* _Instruction_: Reproduce every line of the listing as written, apart from the pictures.

* _Supplied records_:
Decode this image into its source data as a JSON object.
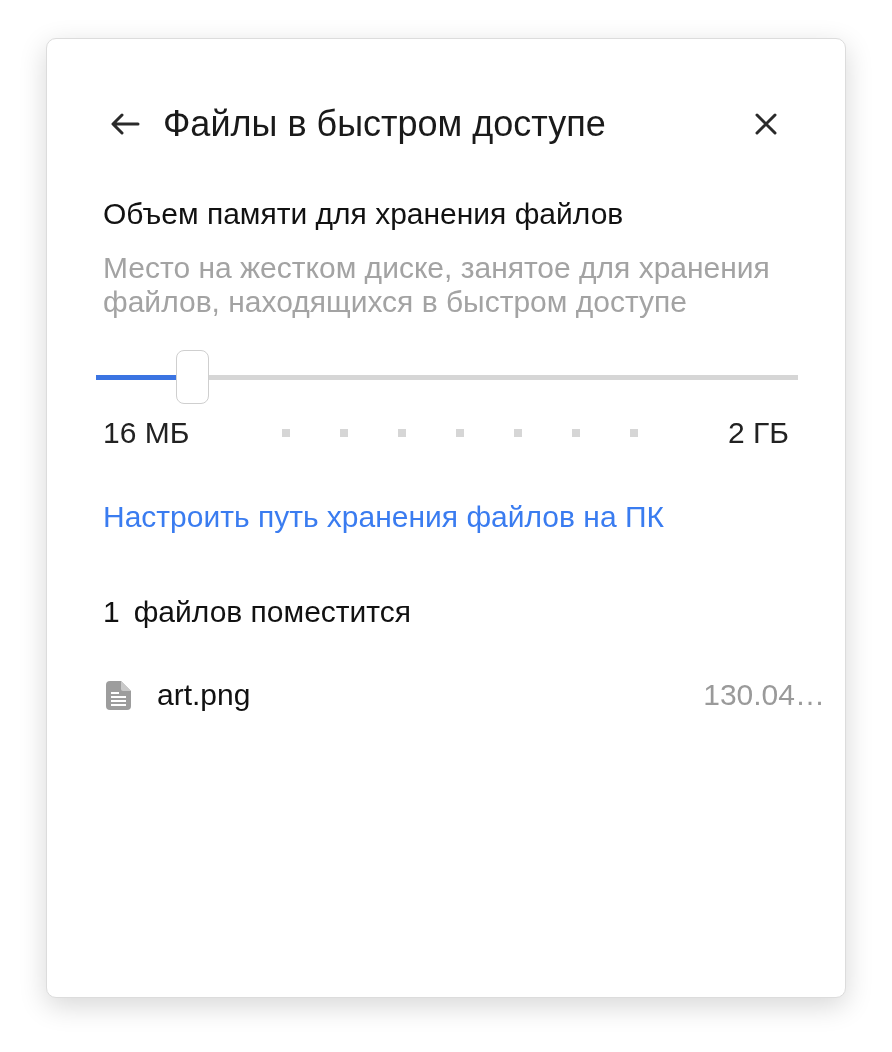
{
  "header": {
    "title": "Файлы в быстром доступе"
  },
  "storage": {
    "title": "Объем памяти для хранения файлов",
    "description": "Место на жестком диске, занятое для хранения файлов, находящихся в быстром доступе",
    "slider": {
      "level": 0.137,
      "min_label": "16 МБ",
      "max_label": "2 ГБ"
    }
  },
  "path_link": "Настроить путь хранения файлов на ПК",
  "fit_summary": {
    "count": "1",
    "label": "файлов поместится"
  },
  "files": [
    {
      "name": "art.png",
      "size": "130.04…"
    }
  ]
}
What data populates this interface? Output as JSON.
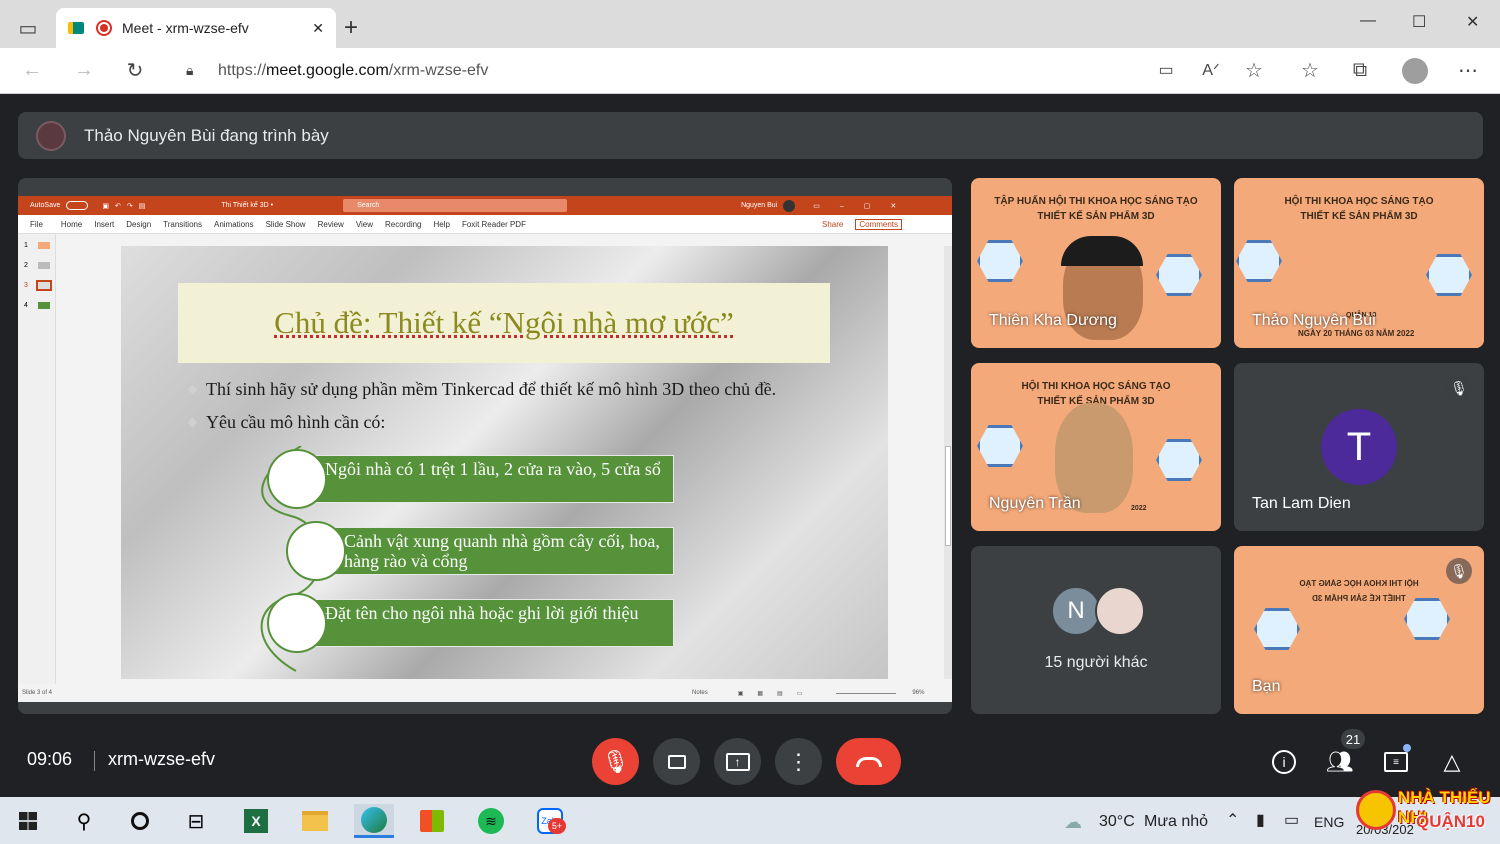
{
  "browser": {
    "tab_title": "Meet - xrm-wzse-efv",
    "new_tab": "+",
    "url_scheme": "https://",
    "url_host": "meet.google.com",
    "url_path": "/xrm-wzse-efv",
    "window_controls": {
      "minimize": "—",
      "maximize": "☐",
      "close": "✕"
    }
  },
  "banner": {
    "presenter_text": "Thảo Nguyên Bùi đang trình bày"
  },
  "powerpoint": {
    "title_left": "AutoSave",
    "file_name": "Thi Thiết kế 3D  •",
    "search": "Search",
    "user": "Nguyen Bui",
    "menu": [
      "File",
      "Home",
      "Insert",
      "Design",
      "Transitions",
      "Animations",
      "Slide Show",
      "Review",
      "View",
      "Recording",
      "Help",
      "Foxit Reader PDF"
    ],
    "share": "Share",
    "comments": "Comments",
    "thumbs": [
      "1",
      "2",
      "3",
      "4"
    ],
    "status_left": "Slide 3 of 4",
    "status_notes": "Notes",
    "zoom": "96%"
  },
  "slide": {
    "title": "Chủ đề: Thiết kế “Ngôi nhà mơ ước”",
    "bullets": [
      "Thí sinh hãy sử dụng phần mềm Tinkercad để thiết kế mô hình 3D theo chủ đề.",
      "Yêu cầu mô hình cần có:"
    ],
    "requirements": [
      "Ngôi nhà có 1 trệt 1 lầu, 2 cửa ra vào, 5 cửa sổ",
      "Cảnh vật xung quanh nhà gồm cây cối, hoa, hàng rào và cổng",
      "Đặt tên cho ngôi nhà hoặc ghi lời giới thiệu"
    ]
  },
  "participants": [
    {
      "name": "Thiên Kha Dương",
      "poster": [
        "TẬP HUẤN HỘI THI KHOA HỌC SÁNG TẠO",
        "THIẾT KẾ SẢN PHẨM 3D"
      ]
    },
    {
      "name": "Thảo Nguyên Bùi",
      "poster": [
        "HỘI THI KHOA HỌC SÁNG TẠO",
        "THIẾT KẾ SẢN PHẨM 3D"
      ],
      "sub": "QUẬN 10",
      "date": "NGÀY 20 THÁNG 03 NĂM 2022"
    },
    {
      "name": "Nguyên Trần",
      "poster": [
        "HỘI THI KHOA HỌC SÁNG TẠO",
        "THIẾT KẾ SẢN PHẨM 3D"
      ],
      "date": "2022"
    },
    {
      "name": "Tan Lam Dien",
      "initial": "T",
      "color": "#4c2a99"
    },
    {
      "others_text": "15 người khác",
      "initial": "N"
    },
    {
      "name": "Bạn",
      "poster": [
        "HỘI THI KHOA HỌC SÁNG TẠO",
        "THIẾT KẾ SẢN PHẨM 3D"
      ]
    }
  ],
  "meeting": {
    "time": "09:06",
    "code": "xrm-wzse-efv",
    "people_count": "21",
    "end_color": "#ea4335"
  },
  "taskbar": {
    "weather_temp": "30°C",
    "weather_text": "Mưa nhỏ",
    "lang": "ENG",
    "date_partial": "20/03/202",
    "watermark_top": "NHÀ THIẾU NHI",
    "watermark_bottom": "QUẬN10"
  }
}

* _Expected answer_:
Decode this image into its source data as a JSON object.
{
  "header": {
    "title": "Файлы в быстром доступе"
  },
  "storage": {
    "title": "Объем памяти для хранения файлов",
    "description": "Место на жестком диске, занятое для хранения файлов, находящихся в быстром доступе",
    "slider": {
      "level": 0.137,
      "min_label": "16 МБ",
      "max_label": "2 ГБ"
    }
  },
  "path_link": "Настроить путь хранения файлов на ПК",
  "fit_summary": {
    "count": "1",
    "label": "файлов поместится"
  },
  "files": [
    {
      "name": "art.png",
      "size": "130.04…"
    }
  ]
}
What data populates this interface? Output as JSON.
{
  "browser": {
    "tab_title": "Meet - xrm-wzse-efv",
    "new_tab": "+",
    "url_scheme": "https://",
    "url_host": "meet.google.com",
    "url_path": "/xrm-wzse-efv",
    "window_controls": {
      "minimize": "—",
      "maximize": "☐",
      "close": "✕"
    }
  },
  "banner": {
    "presenter_text": "Thảo Nguyên Bùi đang trình bày"
  },
  "powerpoint": {
    "title_left": "AutoSave",
    "file_name": "Thi Thiết kế 3D  •",
    "search": "Search",
    "user": "Nguyen Bui",
    "menu": [
      "File",
      "Home",
      "Insert",
      "Design",
      "Transitions",
      "Animations",
      "Slide Show",
      "Review",
      "View",
      "Recording",
      "Help",
      "Foxit Reader PDF"
    ],
    "share": "Share",
    "comments": "Comments",
    "thumbs": [
      "1",
      "2",
      "3",
      "4"
    ],
    "status_left": "Slide 3 of 4",
    "status_notes": "Notes",
    "zoom": "96%"
  },
  "slide": {
    "title": "Chủ đề: Thiết kế “Ngôi nhà mơ ước”",
    "bullets": [
      "Thí sinh hãy sử dụng phần mềm Tinkercad để thiết kế mô hình 3D theo chủ đề.",
      "Yêu cầu mô hình cần có:"
    ],
    "requirements": [
      "Ngôi nhà có 1 trệt 1 lầu, 2 cửa ra vào, 5 cửa sổ",
      "Cảnh vật xung quanh nhà gồm cây cối, hoa, hàng rào và cổng",
      "Đặt tên cho ngôi nhà hoặc ghi lời giới thiệu"
    ]
  },
  "participants": [
    {
      "name": "Thiên Kha Dương",
      "poster": [
        "TẬP HUẤN HỘI THI KHOA HỌC SÁNG TẠO",
        "THIẾT KẾ SẢN PHẨM 3D"
      ]
    },
    {
      "name": "Thảo Nguyên Bùi",
      "poster": [
        "HỘI THI KHOA HỌC SÁNG TẠO",
        "THIẾT KẾ SẢN PHẨM 3D"
      ],
      "sub": "QUẬN 10",
      "date": "NGÀY 20 THÁNG 03 NĂM 2022"
    },
    {
      "name": "Nguyên Trần",
      "poster": [
        "HỘI THI KHOA HỌC SÁNG TẠO",
        "THIẾT KẾ SẢN PHẨM 3D"
      ],
      "date": "2022"
    },
    {
      "name": "Tan Lam Dien",
      "initial": "T",
      "color": "#4c2a99"
    },
    {
      "others_text": "15 người khác",
      "initial": "N"
    },
    {
      "name": "Bạn",
      "poster": [
        "HỘI THI KHOA HỌC SÁNG TẠO",
        "THIẾT KẾ SẢN PHẨM 3D"
      ]
    }
  ],
  "meeting": {
    "time": "09:06",
    "code": "xrm-wzse-efv",
    "people_count": "21",
    "end_color": "#ea4335"
  },
  "taskbar": {
    "weather_temp": "30°C",
    "weather_text": "Mưa nhỏ",
    "lang": "ENG",
    "date_partial": "20/03/202",
    "watermark_top": "NHÀ THIẾU NHI",
    "watermark_bottom": "QUẬN10"
  }
}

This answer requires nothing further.